- **Task goal**
Each of the entries should be retyped precisely as it appears.

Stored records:
*-*-*

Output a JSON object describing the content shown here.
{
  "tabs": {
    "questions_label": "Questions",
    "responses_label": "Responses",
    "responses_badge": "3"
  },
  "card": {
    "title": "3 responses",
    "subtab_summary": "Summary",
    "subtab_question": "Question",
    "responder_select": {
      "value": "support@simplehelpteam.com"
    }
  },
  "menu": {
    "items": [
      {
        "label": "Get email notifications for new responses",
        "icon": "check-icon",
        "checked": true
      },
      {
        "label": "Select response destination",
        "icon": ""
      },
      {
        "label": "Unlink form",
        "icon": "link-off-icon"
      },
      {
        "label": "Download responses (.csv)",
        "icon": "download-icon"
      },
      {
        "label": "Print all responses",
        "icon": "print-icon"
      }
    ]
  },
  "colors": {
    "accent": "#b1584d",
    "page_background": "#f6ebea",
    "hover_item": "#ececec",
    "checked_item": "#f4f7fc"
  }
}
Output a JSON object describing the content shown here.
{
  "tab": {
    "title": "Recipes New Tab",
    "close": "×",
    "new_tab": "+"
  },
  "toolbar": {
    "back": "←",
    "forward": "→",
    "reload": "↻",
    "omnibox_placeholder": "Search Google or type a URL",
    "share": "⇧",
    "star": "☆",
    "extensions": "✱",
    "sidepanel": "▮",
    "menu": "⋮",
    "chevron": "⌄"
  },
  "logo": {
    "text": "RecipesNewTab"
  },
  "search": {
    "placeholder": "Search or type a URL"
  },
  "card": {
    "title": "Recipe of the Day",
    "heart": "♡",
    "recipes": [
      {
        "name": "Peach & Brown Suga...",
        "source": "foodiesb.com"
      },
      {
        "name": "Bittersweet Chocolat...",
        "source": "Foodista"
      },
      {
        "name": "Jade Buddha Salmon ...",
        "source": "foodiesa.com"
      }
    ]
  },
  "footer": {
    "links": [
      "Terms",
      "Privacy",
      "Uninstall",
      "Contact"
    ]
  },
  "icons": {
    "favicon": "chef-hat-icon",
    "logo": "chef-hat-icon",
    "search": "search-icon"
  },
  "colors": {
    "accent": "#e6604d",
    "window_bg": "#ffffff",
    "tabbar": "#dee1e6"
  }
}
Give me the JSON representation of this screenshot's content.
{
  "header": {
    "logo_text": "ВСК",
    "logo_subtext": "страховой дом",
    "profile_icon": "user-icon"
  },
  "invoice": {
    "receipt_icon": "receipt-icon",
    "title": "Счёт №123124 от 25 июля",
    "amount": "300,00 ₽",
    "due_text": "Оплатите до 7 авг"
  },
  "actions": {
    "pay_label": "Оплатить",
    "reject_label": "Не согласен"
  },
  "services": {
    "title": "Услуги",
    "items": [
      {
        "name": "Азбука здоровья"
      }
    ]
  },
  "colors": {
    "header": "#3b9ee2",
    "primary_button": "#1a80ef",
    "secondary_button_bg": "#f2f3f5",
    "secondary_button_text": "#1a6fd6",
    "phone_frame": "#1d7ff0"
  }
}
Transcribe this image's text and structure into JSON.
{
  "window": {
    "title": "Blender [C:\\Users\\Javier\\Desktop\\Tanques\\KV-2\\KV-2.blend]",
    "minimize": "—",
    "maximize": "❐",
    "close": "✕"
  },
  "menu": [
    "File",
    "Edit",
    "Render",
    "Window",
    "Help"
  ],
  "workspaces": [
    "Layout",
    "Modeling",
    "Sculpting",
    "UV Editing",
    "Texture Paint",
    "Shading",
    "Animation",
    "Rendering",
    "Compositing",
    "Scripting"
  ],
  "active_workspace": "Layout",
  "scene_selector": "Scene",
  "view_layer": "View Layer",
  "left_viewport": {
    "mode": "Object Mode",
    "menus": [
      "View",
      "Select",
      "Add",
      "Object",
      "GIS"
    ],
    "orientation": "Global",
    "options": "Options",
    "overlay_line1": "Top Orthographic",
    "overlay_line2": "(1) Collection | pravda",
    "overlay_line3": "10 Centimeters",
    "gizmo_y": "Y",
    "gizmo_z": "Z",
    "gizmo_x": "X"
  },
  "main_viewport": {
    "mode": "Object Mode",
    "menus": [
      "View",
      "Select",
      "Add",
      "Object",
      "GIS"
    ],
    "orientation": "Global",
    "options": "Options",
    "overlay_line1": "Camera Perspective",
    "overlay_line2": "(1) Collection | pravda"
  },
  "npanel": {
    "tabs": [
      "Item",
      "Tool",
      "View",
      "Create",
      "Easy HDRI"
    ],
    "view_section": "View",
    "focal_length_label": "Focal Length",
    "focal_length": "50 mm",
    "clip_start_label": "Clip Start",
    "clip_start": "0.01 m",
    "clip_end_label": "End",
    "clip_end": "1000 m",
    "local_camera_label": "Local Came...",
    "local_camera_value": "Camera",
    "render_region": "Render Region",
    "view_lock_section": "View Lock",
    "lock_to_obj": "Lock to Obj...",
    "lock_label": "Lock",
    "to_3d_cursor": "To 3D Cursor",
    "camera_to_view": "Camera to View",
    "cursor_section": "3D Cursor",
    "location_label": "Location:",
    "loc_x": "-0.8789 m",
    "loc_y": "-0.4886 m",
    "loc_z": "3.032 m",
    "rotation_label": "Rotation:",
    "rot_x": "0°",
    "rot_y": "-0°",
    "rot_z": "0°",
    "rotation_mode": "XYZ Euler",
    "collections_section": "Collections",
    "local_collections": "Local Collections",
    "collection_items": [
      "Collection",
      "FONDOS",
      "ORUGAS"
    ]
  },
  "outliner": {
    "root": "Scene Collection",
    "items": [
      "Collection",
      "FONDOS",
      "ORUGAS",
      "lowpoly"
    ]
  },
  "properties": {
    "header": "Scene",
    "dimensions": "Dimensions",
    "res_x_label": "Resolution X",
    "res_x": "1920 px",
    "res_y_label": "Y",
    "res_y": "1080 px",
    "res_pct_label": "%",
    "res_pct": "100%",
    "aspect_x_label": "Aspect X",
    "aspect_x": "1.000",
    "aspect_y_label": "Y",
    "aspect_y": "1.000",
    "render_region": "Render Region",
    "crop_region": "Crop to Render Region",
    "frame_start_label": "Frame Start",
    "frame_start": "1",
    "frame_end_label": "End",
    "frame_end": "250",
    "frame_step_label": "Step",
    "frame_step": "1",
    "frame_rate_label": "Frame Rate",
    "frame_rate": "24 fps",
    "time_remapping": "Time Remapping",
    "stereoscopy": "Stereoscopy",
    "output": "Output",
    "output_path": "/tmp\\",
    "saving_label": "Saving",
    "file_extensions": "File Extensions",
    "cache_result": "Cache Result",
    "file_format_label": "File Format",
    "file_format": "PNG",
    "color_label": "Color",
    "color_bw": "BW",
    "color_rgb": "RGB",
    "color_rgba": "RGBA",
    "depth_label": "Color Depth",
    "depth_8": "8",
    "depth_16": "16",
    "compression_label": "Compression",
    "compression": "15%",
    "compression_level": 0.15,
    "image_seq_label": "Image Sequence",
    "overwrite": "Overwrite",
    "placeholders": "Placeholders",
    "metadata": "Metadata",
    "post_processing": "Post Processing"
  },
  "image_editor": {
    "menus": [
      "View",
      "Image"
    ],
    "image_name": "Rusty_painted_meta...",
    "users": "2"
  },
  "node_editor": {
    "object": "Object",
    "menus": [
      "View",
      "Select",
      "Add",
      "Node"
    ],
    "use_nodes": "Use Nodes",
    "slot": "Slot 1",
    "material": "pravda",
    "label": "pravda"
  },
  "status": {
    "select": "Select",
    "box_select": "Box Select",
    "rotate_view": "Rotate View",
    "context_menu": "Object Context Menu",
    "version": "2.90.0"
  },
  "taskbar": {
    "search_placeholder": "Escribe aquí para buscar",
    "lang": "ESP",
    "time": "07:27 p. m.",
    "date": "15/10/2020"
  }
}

*-*-*

- **The completed task**
Output a JSON object describing the content shown here.
{
  "tabs": {
    "questions_label": "Questions",
    "responses_label": "Responses",
    "responses_badge": "3"
  },
  "card": {
    "title": "3 responses",
    "subtab_summary": "Summary",
    "subtab_question": "Question",
    "responder_select": {
      "value": "support@simplehelpteam.com"
    }
  },
  "menu": {
    "items": [
      {
        "label": "Get email notifications for new responses",
        "icon": "check-icon",
        "checked": true
      },
      {
        "label": "Select response destination",
        "icon": ""
      },
      {
        "label": "Unlink form",
        "icon": "link-off-icon"
      },
      {
        "label": "Download responses (.csv)",
        "icon": "download-icon"
      },
      {
        "label": "Print all responses",
        "icon": "print-icon"
      }
    ]
  },
  "colors": {
    "accent": "#b1584d",
    "page_background": "#f6ebea",
    "hover_item": "#ececec",
    "checked_item": "#f4f7fc"
  }
}
Output a JSON object describing the content shown here.
{
  "tab": {
    "title": "Recipes New Tab",
    "close": "×",
    "new_tab": "+"
  },
  "toolbar": {
    "back": "←",
    "forward": "→",
    "reload": "↻",
    "omnibox_placeholder": "Search Google or type a URL",
    "share": "⇧",
    "star": "☆",
    "extensions": "✱",
    "sidepanel": "▮",
    "menu": "⋮",
    "chevron": "⌄"
  },
  "logo": {
    "text": "RecipesNewTab"
  },
  "search": {
    "placeholder": "Search or type a URL"
  },
  "card": {
    "title": "Recipe of the Day",
    "heart": "♡",
    "recipes": [
      {
        "name": "Peach & Brown Suga...",
        "source": "foodiesb.com"
      },
      {
        "name": "Bittersweet Chocolat...",
        "source": "Foodista"
      },
      {
        "name": "Jade Buddha Salmon ...",
        "source": "foodiesa.com"
      }
    ]
  },
  "footer": {
    "links": [
      "Terms",
      "Privacy",
      "Uninstall",
      "Contact"
    ]
  },
  "icons": {
    "favicon": "chef-hat-icon",
    "logo": "chef-hat-icon",
    "search": "search-icon"
  },
  "colors": {
    "accent": "#e6604d",
    "window_bg": "#ffffff",
    "tabbar": "#dee1e6"
  }
}
Give me the JSON representation of this screenshot's content.
{
  "header": {
    "logo_text": "ВСК",
    "logo_subtext": "страховой дом",
    "profile_icon": "user-icon"
  },
  "invoice": {
    "receipt_icon": "receipt-icon",
    "title": "Счёт №123124 от 25 июля",
    "amount": "300,00 ₽",
    "due_text": "Оплатите до 7 авг"
  },
  "actions": {
    "pay_label": "Оплатить",
    "reject_label": "Не согласен"
  },
  "services": {
    "title": "Услуги",
    "items": [
      {
        "name": "Азбука здоровья"
      }
    ]
  },
  "colors": {
    "header": "#3b9ee2",
    "primary_button": "#1a80ef",
    "secondary_button_bg": "#f2f3f5",
    "secondary_button_text": "#1a6fd6",
    "phone_frame": "#1d7ff0"
  }
}
Transcribe this image's text and structure into JSON.
{
  "window": {
    "title": "Blender [C:\\Users\\Javier\\Desktop\\Tanques\\KV-2\\KV-2.blend]",
    "minimize": "—",
    "maximize": "❐",
    "close": "✕"
  },
  "menu": [
    "File",
    "Edit",
    "Render",
    "Window",
    "Help"
  ],
  "workspaces": [
    "Layout",
    "Modeling",
    "Sculpting",
    "UV Editing",
    "Texture Paint",
    "Shading",
    "Animation",
    "Rendering",
    "Compositing",
    "Scripting"
  ],
  "active_workspace": "Layout",
  "scene_selector": "Scene",
  "view_layer": "View Layer",
  "left_viewport": {
    "mode": "Object Mode",
    "menus": [
      "View",
      "Select",
      "Add",
      "Object",
      "GIS"
    ],
    "orientation": "Global",
    "options": "Options",
    "overlay_line1": "Top Orthographic",
    "overlay_line2": "(1) Collection | pravda",
    "overlay_line3": "10 Centimeters",
    "gizmo_y": "Y",
    "gizmo_z": "Z",
    "gizmo_x": "X"
  },
  "main_viewport": {
    "mode": "Object Mode",
    "menus": [
      "View",
      "Select",
      "Add",
      "Object",
      "GIS"
    ],
    "orientation": "Global",
    "options": "Options",
    "overlay_line1": "Camera Perspective",
    "overlay_line2": "(1) Collection | pravda"
  },
  "npanel": {
    "tabs": [
      "Item",
      "Tool",
      "View",
      "Create",
      "Easy HDRI"
    ],
    "view_section": "View",
    "focal_length_label": "Focal Length",
    "focal_length": "50 mm",
    "clip_start_label": "Clip Start",
    "clip_start": "0.01 m",
    "clip_end_label": "End",
    "clip_end": "1000 m",
    "local_camera_label": "Local Came...",
    "local_camera_value": "Camera",
    "render_region": "Render Region",
    "view_lock_section": "View Lock",
    "lock_to_obj": "Lock to Obj...",
    "lock_label": "Lock",
    "to_3d_cursor": "To 3D Cursor",
    "camera_to_view": "Camera to View",
    "cursor_section": "3D Cursor",
    "location_label": "Location:",
    "loc_x": "-0.8789 m",
    "loc_y": "-0.4886 m",
    "loc_z": "3.032 m",
    "rotation_label": "Rotation:",
    "rot_x": "0°",
    "rot_y": "-0°",
    "rot_z": "0°",
    "rotation_mode": "XYZ Euler",
    "collections_section": "Collections",
    "local_collections": "Local Collections",
    "collection_items": [
      "Collection",
      "FONDOS",
      "ORUGAS"
    ]
  },
  "outliner": {
    "root": "Scene Collection",
    "items": [
      "Collection",
      "FONDOS",
      "ORUGAS",
      "lowpoly"
    ]
  },
  "properties": {
    "header": "Scene",
    "dimensions": "Dimensions",
    "res_x_label": "Resolution X",
    "res_x": "1920 px",
    "res_y_label": "Y",
    "res_y": "1080 px",
    "res_pct_label": "%",
    "res_pct": "100%",
    "aspect_x_label": "Aspect X",
    "aspect_x": "1.000",
    "aspect_y_label": "Y",
    "aspect_y": "1.000",
    "render_region": "Render Region",
    "crop_region": "Crop to Render Region",
    "frame_start_label": "Frame Start",
    "frame_start": "1",
    "frame_end_label": "End",
    "frame_end": "250",
    "frame_step_label": "Step",
    "frame_step": "1",
    "frame_rate_label": "Frame Rate",
    "frame_rate": "24 fps",
    "time_remapping": "Time Remapping",
    "stereoscopy": "Stereoscopy",
    "output": "Output",
    "output_path": "/tmp\\",
    "saving_label": "Saving",
    "file_extensions": "File Extensions",
    "cache_result": "Cache Result",
    "file_format_label": "File Format",
    "file_format": "PNG",
    "color_label": "Color",
    "color_bw": "BW",
    "color_rgb": "RGB",
    "color_rgba": "RGBA",
    "depth_label": "Color Depth",
    "depth_8": "8",
    "depth_16": "16",
    "compression_label": "Compression",
    "compression": "15%",
    "compression_level": 0.15,
    "image_seq_label": "Image Sequence",
    "overwrite": "Overwrite",
    "placeholders": "Placeholders",
    "metadata": "Metadata",
    "post_processing": "Post Processing"
  },
  "image_editor": {
    "menus": [
      "View",
      "Image"
    ],
    "image_name": "Rusty_painted_meta...",
    "users": "2"
  },
  "node_editor": {
    "object": "Object",
    "menus": [
      "View",
      "Select",
      "Add",
      "Node"
    ],
    "use_nodes": "Use Nodes",
    "slot": "Slot 1",
    "material": "pravda",
    "label": "pravda"
  },
  "status": {
    "select": "Select",
    "box_select": "Box Select",
    "rotate_view": "Rotate View",
    "context_menu": "Object Context Menu",
    "version": "2.90.0"
  },
  "taskbar": {
    "search_placeholder": "Escribe aquí para buscar",
    "lang": "ESP",
    "time": "07:27 p. m.",
    "date": "15/10/2020"
  }
}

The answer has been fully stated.